WHAT TO WORK ON: Give every line of the material again, exactly as written.

(Extracted data entries)
====
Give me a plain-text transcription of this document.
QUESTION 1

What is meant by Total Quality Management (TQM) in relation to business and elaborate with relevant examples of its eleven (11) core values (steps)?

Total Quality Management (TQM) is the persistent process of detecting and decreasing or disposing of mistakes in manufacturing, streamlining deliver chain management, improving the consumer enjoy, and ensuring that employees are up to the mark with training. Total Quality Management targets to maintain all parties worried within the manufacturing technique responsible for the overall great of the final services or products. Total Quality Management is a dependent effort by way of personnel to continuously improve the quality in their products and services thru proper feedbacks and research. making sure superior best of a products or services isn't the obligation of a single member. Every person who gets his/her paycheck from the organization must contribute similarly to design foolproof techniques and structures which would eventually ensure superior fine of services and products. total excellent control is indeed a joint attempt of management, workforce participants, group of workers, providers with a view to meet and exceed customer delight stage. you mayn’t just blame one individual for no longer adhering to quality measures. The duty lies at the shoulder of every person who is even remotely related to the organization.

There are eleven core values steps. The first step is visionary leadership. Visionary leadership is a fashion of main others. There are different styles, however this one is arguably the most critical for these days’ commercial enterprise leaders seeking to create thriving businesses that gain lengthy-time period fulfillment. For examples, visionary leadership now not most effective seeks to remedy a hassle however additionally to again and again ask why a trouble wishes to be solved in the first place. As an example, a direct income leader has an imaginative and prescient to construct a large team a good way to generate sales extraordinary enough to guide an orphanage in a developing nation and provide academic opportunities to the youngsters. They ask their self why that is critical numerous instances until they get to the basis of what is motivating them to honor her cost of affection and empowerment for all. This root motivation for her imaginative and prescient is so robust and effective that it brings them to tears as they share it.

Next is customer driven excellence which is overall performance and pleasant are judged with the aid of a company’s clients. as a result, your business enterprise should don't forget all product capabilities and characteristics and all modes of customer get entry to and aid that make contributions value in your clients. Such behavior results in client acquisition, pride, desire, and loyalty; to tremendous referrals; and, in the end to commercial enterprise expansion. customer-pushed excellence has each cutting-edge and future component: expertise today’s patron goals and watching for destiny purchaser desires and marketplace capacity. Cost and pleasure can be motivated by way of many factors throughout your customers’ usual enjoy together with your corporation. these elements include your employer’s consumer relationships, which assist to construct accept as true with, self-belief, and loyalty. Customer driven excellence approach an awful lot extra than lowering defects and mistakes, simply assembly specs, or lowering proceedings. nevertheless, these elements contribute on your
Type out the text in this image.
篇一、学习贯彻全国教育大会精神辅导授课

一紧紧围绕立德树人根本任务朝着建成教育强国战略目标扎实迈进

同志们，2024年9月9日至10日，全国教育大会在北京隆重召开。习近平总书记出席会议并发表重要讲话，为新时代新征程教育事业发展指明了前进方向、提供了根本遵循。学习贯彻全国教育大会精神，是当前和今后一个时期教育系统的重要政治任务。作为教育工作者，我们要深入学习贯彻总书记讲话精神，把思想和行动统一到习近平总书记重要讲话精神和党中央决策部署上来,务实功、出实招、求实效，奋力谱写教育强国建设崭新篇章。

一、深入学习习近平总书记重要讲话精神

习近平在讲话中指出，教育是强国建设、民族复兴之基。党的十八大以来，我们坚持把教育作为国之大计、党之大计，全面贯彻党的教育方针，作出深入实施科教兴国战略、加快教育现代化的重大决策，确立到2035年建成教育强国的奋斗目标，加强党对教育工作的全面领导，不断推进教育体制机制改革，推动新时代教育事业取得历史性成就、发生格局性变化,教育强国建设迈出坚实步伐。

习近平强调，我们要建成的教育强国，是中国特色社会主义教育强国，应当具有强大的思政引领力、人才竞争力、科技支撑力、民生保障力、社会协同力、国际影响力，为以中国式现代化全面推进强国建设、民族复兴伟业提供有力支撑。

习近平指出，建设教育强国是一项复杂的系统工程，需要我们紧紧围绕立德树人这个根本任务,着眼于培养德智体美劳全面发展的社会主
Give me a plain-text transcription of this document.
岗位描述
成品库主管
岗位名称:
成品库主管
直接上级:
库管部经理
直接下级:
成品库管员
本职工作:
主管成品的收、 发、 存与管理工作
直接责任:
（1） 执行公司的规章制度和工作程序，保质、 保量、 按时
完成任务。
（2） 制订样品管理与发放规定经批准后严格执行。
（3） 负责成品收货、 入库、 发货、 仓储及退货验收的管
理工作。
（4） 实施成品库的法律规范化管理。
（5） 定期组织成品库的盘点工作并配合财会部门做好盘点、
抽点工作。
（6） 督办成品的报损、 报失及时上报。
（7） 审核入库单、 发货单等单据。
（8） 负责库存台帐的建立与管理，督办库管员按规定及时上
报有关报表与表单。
====
WORKED ANSWER:
Give me a plain-text transcription of this document.
QUESTION 1

What is meant by Total Quality Management (TQM) in relation to business and elaborate with relevant examples of its eleven (11) core values (steps)?

Total Quality Management (TQM) is the persistent process of detecting and decreasing or disposing of mistakes in manufacturing, streamlining deliver chain management, improving the consumer enjoy, and ensuring that employees are up to the mark with training. Total Quality Management targets to maintain all parties worried within the manufacturing technique responsible for the overall great of the final services or products. Total Quality Management is a dependent effort by way of personnel to continuously improve the quality in their products and services thru proper feedbacks and research. making sure superior best of a products or services isn't the obligation of a single member. Every person who gets his/her paycheck from the organization must contribute similarly to design foolproof techniques and structures which would eventually ensure superior fine of services and products. total excellent control is indeed a joint attempt of management, workforce participants, group of workers, providers with a view to meet and exceed customer delight stage. you mayn’t just blame one individual for no longer adhering to quality measures. The duty lies at the shoulder of every person who is even remotely related to the organization.

There are eleven core values steps. The first step is visionary leadership. Visionary leadership is a fashion of main others. There are different styles, however this one is arguably the most critical for these days’ commercial enterprise leaders seeking to create thriving businesses that gain lengthy-time period fulfillment. For examples, visionary leadership now not most effective seeks to remedy a hassle however additionally to again and again ask why a trouble wishes to be solved in the first place. As an example, a direct income leader has an imaginative and prescient to construct a large team a good way to generate sales extraordinary enough to guide an orphanage in a developing nation and provide academic opportunities to the youngsters. They ask their self why that is critical numerous instances until they get to the basis of what is motivating them to honor her cost of affection and empowerment for all. This root motivation for her imaginative and prescient is so robust and effective that it brings them to tears as they share it.

Next is customer driven excellence which is overall performance and pleasant are judged with the aid of a company’s clients. as a result, your business enterprise should don't forget all product capabilities and characteristics and all modes of customer get entry to and aid that make contributions value in your clients. Such behavior results in client acquisition, pride, desire, and loyalty; to tremendous referrals; and, in the end to commercial enterprise expansion. customer-pushed excellence has each cutting-edge and future component: expertise today’s patron goals and watching for destiny purchaser desires and marketplace capacity. Cost and pleasure can be motivated by way of many factors throughout your customers’ usual enjoy together with your corporation. these elements include your employer’s consumer relationships, which assist to construct accept as true with, self-belief, and loyalty. Customer driven excellence approach an awful lot extra than lowering defects and mistakes, simply assembly specs, or lowering proceedings. nevertheless, these elements contribute on your
Type out the text in this image.
篇一、学习贯彻全国教育大会精神辅导授课

一紧紧围绕立德树人根本任务朝着建成教育强国战略目标扎实迈进

同志们，2024年9月9日至10日，全国教育大会在北京隆重召开。习近平总书记出席会议并发表重要讲话，为新时代新征程教育事业发展指明了前进方向、提供了根本遵循。学习贯彻全国教育大会精神，是当前和今后一个时期教育系统的重要政治任务。作为教育工作者，我们要深入学习贯彻总书记讲话精神，把思想和行动统一到习近平总书记重要讲话精神和党中央决策部署上来,务实功、出实招、求实效，奋力谱写教育强国建设崭新篇章。

一、深入学习习近平总书记重要讲话精神

习近平在讲话中指出，教育是强国建设、民族复兴之基。党的十八大以来，我们坚持把教育作为国之大计、党之大计，全面贯彻党的教育方针，作出深入实施科教兴国战略、加快教育现代化的重大决策，确立到2035年建成教育强国的奋斗目标，加强党对教育工作的全面领导，不断推进教育体制机制改革，推动新时代教育事业取得历史性成就、发生格局性变化,教育强国建设迈出坚实步伐。

习近平强调，我们要建成的教育强国，是中国特色社会主义教育强国，应当具有强大的思政引领力、人才竞争力、科技支撑力、民生保障力、社会协同力、国际影响力，为以中国式现代化全面推进强国建设、民族复兴伟业提供有力支撑。

习近平指出，建设教育强国是一项复杂的系统工程，需要我们紧紧围绕立德树人这个根本任务,着眼于培养德智体美劳全面发展的社会主
Give me a plain-text transcription of this document.
岗位描述
成品库主管
岗位名称:
成品库主管
直接上级:
库管部经理
直接下级:
成品库管员
本职工作:
主管成品的收、 发、 存与管理工作
直接责任:
（1） 执行公司的规章制度和工作程序，保质、 保量、 按时
完成任务。
（2） 制订样品管理与发放规定经批准后严格执行。
（3） 负责成品收货、 入库、 发货、 仓储及退货验收的管
理工作。
（4） 实施成品库的法律规范化管理。
（5） 定期组织成品库的盘点工作并配合财会部门做好盘点、
抽点工作。
（6） 督办成品的报损、 报失及时上报。
（7） 审核入库单、 发货单等单据。
（8） 负责库存台帐的建立与管理，督办库管员按规定及时上
报有关报表与表单。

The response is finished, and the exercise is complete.